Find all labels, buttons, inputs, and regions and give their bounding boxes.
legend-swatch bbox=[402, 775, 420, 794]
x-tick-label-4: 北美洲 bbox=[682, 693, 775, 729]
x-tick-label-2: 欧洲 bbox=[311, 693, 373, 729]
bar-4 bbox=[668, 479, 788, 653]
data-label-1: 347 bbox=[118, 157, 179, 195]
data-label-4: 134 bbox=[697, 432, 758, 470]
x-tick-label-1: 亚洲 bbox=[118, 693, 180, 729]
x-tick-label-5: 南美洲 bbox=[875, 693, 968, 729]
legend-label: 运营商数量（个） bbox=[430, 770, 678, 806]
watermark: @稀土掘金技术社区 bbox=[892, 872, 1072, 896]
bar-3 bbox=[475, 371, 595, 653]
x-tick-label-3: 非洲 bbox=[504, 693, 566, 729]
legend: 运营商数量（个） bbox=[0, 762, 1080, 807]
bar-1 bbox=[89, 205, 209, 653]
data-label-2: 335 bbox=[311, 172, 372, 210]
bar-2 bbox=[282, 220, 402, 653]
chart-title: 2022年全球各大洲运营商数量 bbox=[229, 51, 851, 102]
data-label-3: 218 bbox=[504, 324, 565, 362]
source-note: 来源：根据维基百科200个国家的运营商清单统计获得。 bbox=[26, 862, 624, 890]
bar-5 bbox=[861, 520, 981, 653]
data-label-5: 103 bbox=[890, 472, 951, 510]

━━━

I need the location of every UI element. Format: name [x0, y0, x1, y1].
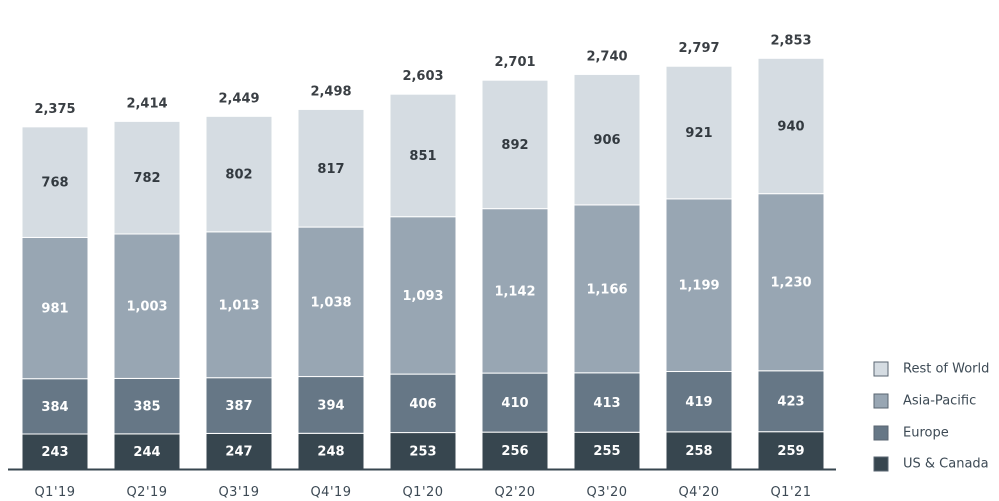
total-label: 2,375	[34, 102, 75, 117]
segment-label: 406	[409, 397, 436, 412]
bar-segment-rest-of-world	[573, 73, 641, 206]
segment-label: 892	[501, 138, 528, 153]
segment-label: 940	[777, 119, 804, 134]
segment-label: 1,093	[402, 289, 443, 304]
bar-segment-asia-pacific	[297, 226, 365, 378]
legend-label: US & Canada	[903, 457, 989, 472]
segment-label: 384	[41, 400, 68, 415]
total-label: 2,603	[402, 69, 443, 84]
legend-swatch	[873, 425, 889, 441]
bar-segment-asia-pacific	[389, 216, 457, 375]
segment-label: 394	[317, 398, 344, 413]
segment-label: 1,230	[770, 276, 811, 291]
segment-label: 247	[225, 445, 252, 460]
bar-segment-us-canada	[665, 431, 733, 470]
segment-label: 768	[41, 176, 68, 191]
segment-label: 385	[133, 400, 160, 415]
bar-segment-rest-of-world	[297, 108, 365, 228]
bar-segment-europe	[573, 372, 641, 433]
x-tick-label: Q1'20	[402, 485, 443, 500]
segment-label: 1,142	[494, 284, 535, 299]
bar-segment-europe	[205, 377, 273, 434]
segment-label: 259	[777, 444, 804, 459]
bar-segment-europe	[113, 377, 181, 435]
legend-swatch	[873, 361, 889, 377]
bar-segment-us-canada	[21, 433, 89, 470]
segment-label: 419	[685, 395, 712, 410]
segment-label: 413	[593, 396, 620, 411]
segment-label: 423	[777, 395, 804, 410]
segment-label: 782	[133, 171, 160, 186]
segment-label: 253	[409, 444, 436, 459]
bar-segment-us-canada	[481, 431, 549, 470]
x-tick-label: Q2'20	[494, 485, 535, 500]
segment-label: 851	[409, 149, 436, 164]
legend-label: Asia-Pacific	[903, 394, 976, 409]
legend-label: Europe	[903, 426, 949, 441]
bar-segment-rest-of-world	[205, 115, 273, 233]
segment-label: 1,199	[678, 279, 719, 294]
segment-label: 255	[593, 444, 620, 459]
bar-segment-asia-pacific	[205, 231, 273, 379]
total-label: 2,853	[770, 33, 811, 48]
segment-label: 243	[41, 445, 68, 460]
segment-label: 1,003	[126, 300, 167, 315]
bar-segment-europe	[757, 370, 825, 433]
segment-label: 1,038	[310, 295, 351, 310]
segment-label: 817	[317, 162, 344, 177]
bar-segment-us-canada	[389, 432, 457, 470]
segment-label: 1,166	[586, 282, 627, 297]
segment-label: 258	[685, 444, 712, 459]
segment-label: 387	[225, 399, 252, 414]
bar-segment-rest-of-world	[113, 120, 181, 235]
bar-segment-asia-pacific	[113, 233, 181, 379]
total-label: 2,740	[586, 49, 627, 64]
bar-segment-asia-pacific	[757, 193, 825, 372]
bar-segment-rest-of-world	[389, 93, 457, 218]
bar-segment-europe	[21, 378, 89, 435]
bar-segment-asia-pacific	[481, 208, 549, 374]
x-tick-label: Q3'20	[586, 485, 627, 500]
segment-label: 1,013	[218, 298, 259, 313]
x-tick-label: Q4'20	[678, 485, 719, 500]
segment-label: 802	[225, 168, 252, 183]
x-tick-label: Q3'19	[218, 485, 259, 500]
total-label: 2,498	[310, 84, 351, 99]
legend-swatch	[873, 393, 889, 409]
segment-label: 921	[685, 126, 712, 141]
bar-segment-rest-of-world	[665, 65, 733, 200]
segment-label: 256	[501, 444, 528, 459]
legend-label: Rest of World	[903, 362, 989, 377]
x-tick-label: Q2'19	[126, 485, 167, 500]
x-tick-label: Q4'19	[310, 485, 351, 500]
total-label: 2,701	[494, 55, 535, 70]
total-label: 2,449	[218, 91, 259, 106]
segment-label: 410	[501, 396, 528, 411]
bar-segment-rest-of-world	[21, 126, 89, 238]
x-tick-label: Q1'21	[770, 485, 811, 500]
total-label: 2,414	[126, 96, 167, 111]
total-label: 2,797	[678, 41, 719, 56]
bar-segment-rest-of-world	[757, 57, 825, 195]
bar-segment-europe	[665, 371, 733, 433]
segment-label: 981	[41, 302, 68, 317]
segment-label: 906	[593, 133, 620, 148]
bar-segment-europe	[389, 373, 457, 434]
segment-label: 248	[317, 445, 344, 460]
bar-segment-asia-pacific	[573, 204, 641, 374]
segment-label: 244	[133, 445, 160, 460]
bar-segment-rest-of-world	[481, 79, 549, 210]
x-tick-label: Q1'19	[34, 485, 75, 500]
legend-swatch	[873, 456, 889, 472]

━━━

**CONSIGNE**
Pourriez-vous recopier à l'identique les lignes ci-dessus, en commençant par celle qui contient « Find all labels, buttons, inputs, and » et en vous arrêtant après celle qui contient « x-tick-label-3: 非洲 bbox=[504, 693, 566, 729] » ?

**RÉSULTAT ATTENDU**
Find all labels, buttons, inputs, and regions and give their bounding boxes.
legend-swatch bbox=[402, 775, 420, 794]
x-tick-label-4: 北美洲 bbox=[682, 693, 775, 729]
x-tick-label-2: 欧洲 bbox=[311, 693, 373, 729]
bar-4 bbox=[668, 479, 788, 653]
data-label-1: 347 bbox=[118, 157, 179, 195]
data-label-4: 134 bbox=[697, 432, 758, 470]
x-tick-label-1: 亚洲 bbox=[118, 693, 180, 729]
x-tick-label-5: 南美洲 bbox=[875, 693, 968, 729]
legend-label: 运营商数量（个） bbox=[430, 770, 678, 806]
watermark: @稀土掘金技术社区 bbox=[892, 872, 1072, 896]
bar-3 bbox=[475, 371, 595, 653]
x-tick-label-3: 非洲 bbox=[504, 693, 566, 729]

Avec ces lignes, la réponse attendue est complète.